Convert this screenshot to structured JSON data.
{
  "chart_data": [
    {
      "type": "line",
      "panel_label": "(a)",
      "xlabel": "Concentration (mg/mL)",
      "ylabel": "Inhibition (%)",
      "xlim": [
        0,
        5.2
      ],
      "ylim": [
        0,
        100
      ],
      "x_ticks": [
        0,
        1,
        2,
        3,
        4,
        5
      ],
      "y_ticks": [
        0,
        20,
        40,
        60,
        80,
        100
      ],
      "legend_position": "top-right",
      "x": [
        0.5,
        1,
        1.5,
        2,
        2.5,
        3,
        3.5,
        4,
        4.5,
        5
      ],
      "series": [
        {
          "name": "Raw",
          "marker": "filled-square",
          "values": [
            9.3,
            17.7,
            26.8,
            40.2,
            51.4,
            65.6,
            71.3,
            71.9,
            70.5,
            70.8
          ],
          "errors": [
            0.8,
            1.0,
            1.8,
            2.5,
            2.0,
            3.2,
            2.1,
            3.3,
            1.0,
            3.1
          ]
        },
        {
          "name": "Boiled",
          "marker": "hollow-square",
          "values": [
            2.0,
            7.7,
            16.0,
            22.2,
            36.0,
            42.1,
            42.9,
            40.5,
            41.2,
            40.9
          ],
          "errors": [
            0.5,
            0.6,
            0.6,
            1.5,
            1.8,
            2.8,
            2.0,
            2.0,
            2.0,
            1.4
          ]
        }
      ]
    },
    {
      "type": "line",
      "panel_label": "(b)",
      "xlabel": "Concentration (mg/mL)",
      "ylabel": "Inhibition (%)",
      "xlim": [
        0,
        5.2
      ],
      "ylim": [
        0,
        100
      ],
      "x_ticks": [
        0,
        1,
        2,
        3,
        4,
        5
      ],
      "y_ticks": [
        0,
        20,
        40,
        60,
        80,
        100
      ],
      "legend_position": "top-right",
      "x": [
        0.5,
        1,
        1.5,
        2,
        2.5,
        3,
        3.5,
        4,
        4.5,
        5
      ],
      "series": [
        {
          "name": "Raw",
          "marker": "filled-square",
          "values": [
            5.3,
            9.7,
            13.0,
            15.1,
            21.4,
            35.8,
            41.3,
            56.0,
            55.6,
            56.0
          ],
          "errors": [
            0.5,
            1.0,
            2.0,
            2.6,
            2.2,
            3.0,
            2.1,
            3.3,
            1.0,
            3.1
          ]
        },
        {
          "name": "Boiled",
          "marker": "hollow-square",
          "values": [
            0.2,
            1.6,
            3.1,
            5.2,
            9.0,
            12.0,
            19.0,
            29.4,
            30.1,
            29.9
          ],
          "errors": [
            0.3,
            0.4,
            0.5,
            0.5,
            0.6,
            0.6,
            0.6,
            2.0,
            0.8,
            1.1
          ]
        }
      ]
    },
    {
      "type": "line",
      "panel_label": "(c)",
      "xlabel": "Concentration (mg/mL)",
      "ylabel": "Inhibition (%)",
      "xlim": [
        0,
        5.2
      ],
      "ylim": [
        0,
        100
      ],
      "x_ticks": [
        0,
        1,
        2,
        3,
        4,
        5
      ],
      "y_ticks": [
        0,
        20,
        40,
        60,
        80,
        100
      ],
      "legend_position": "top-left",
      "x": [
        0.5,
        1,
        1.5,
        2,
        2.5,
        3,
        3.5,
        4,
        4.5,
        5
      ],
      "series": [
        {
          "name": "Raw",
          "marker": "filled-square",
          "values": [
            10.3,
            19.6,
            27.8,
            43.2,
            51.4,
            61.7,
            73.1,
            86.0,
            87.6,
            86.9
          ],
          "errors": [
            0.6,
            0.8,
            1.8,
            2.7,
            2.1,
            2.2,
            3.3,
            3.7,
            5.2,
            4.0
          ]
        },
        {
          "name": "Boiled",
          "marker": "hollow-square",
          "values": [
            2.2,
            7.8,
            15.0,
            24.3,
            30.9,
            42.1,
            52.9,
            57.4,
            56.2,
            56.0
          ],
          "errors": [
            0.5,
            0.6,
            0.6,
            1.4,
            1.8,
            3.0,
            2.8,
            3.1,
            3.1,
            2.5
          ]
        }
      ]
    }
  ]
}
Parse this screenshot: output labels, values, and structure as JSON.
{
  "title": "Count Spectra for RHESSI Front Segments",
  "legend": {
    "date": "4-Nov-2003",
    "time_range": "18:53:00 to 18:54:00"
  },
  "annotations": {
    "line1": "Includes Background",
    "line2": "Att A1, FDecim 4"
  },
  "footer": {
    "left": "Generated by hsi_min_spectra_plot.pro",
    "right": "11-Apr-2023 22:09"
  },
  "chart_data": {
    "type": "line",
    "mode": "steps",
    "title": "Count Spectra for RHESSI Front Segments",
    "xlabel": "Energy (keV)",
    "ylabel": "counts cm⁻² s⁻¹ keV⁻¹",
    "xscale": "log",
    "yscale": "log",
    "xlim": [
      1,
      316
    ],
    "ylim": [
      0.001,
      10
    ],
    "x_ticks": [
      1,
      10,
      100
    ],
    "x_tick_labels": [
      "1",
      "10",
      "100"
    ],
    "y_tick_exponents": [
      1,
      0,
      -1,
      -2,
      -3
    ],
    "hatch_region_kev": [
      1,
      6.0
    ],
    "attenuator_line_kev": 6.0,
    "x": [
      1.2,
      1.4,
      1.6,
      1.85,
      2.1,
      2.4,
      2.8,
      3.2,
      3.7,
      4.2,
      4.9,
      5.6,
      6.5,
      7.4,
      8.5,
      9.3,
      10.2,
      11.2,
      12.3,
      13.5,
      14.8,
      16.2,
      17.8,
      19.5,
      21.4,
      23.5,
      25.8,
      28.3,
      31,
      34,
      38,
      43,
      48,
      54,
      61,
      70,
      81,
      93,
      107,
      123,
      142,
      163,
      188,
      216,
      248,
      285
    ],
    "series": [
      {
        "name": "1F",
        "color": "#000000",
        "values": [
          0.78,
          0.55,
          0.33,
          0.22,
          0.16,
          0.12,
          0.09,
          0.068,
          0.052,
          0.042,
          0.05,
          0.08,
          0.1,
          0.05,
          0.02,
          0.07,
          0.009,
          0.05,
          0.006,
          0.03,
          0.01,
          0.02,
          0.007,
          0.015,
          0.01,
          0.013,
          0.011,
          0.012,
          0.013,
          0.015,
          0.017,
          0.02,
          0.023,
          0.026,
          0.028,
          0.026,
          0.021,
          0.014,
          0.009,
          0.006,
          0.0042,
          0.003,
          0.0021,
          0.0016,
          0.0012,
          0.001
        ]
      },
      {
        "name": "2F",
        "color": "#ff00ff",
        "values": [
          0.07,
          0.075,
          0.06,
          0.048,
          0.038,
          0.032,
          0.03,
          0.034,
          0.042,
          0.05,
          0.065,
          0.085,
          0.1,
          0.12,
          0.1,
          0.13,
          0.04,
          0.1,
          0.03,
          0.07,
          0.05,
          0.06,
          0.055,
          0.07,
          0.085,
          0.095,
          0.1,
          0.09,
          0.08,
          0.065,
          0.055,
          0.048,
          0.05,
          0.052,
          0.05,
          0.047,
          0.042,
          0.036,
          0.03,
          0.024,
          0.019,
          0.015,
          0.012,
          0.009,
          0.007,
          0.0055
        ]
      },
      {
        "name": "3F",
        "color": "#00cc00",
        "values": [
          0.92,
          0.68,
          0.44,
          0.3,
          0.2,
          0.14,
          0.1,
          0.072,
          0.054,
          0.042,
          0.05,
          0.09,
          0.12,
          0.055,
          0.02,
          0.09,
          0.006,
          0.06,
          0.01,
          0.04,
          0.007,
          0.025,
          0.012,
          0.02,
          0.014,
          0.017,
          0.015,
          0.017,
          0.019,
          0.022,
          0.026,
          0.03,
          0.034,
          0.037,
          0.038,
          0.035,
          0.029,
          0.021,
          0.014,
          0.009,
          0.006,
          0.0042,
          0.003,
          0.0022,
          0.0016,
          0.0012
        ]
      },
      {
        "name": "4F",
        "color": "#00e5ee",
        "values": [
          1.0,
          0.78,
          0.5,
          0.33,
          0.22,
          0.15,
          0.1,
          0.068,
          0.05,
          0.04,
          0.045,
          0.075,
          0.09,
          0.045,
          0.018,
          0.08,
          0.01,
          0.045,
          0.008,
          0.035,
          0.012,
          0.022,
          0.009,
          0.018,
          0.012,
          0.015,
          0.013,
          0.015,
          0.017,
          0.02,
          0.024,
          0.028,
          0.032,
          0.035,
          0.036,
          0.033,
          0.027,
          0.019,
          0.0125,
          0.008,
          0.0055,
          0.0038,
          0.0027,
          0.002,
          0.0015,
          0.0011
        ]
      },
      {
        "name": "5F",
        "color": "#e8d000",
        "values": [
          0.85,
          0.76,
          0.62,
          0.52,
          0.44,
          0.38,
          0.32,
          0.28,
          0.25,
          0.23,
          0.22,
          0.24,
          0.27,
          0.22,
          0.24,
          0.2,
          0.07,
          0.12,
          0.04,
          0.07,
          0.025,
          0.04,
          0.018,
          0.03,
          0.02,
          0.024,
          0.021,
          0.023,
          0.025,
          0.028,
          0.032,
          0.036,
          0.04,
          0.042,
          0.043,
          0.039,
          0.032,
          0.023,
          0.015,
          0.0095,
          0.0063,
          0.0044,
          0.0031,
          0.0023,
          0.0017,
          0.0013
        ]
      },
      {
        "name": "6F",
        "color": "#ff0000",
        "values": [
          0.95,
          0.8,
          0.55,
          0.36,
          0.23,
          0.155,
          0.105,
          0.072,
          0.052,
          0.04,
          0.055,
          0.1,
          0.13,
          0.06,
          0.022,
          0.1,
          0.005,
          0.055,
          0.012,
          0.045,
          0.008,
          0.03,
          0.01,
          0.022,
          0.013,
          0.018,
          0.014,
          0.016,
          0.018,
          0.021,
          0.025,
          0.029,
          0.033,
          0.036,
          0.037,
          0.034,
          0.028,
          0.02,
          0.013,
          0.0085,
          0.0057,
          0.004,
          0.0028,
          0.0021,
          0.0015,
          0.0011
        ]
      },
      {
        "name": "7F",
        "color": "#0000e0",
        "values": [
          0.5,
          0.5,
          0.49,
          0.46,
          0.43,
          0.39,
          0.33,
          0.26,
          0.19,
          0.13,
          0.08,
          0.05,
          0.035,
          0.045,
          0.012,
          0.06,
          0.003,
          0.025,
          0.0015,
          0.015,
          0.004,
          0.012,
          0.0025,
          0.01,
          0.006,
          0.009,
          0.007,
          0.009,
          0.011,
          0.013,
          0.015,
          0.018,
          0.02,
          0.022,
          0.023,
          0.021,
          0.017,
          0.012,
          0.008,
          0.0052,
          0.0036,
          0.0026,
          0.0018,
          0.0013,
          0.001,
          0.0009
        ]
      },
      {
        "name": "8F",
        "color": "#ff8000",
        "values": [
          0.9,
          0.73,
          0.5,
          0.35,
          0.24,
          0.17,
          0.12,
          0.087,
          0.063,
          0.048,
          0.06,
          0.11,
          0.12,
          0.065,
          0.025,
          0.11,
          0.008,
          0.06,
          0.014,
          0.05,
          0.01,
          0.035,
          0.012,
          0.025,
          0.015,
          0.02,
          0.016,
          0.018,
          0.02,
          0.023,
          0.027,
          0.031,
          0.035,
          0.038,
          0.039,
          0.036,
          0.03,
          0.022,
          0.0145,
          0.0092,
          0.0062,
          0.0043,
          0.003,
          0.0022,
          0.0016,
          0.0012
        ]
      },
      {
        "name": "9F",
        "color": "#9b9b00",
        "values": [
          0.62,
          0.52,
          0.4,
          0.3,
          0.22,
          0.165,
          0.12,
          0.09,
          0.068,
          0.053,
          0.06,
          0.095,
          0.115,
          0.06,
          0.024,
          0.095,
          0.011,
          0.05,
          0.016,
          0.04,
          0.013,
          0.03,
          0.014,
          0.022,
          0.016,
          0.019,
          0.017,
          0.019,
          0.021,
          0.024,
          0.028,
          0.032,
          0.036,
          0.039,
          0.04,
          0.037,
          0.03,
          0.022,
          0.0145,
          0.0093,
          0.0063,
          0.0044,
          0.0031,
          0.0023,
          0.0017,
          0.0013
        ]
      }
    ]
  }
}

Task details ::
Filter the listing above by the word "title"; copy each line that passes.

Result below ::
  "title": "Count Spectra for RHESSI Front Segments",
    "title": "Count Spectra for RHESSI Front Segments",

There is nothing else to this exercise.